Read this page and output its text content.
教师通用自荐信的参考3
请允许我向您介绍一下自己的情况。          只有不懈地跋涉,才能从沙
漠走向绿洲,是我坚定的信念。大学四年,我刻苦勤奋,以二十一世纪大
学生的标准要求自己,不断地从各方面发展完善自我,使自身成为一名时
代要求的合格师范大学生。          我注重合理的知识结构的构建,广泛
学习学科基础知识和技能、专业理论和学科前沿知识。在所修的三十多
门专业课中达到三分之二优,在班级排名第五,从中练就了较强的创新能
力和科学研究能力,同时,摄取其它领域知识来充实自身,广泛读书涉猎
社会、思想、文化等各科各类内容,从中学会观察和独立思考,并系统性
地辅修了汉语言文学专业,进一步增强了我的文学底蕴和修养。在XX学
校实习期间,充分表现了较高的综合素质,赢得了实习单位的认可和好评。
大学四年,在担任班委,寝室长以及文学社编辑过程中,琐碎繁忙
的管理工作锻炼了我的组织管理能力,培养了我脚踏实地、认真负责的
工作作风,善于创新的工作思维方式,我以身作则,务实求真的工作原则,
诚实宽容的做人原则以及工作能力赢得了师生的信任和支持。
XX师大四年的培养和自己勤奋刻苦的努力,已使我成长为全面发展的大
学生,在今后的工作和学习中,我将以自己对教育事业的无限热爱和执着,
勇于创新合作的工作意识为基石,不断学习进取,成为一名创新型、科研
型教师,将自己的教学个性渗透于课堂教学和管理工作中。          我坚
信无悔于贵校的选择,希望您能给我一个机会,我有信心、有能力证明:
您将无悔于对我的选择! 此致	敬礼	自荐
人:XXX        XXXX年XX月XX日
.....
**What to work on**. Copy out every entry again, exactly as it was given.

**Full answer**.
Read this page and output its text content.
教师通用自荐信的参考3
请允许我向您介绍一下自己的情况。          只有不懈地跋涉,才能从沙
漠走向绿洲,是我坚定的信念。大学四年,我刻苦勤奋,以二十一世纪大
学生的标准要求自己,不断地从各方面发展完善自我,使自身成为一名时
代要求的合格师范大学生。          我注重合理的知识结构的构建,广泛
学习学科基础知识和技能、专业理论和学科前沿知识。在所修的三十多
门专业课中达到三分之二优,在班级排名第五,从中练就了较强的创新能
力和科学研究能力,同时,摄取其它领域知识来充实自身,广泛读书涉猎
社会、思想、文化等各科各类内容,从中学会观察和独立思考,并系统性
地辅修了汉语言文学专业,进一步增强了我的文学底蕴和修养。在XX学
校实习期间,充分表现了较高的综合素质,赢得了实习单位的认可和好评。
大学四年,在担任班委,寝室长以及文学社编辑过程中,琐碎繁忙
的管理工作锻炼了我的组织管理能力,培养了我脚踏实地、认真负责的
工作作风,善于创新的工作思维方式,我以身作则,务实求真的工作原则,
诚实宽容的做人原则以及工作能力赢得了师生的信任和支持。
XX师大四年的培养和自己勤奋刻苦的努力,已使我成长为全面发展的大
学生,在今后的工作和学习中,我将以自己对教育事业的无限热爱和执着,
勇于创新合作的工作意识为基石,不断学习进取,成为一名创新型、科研
型教师,将自己的教学个性渗透于课堂教学和管理工作中。          我坚
信无悔于贵校的选择,希望您能给我一个机会,我有信心、有能力证明:
您将无悔于对我的选择! 此致	敬礼	自荐
人:XXX        XXXX年XX月XX日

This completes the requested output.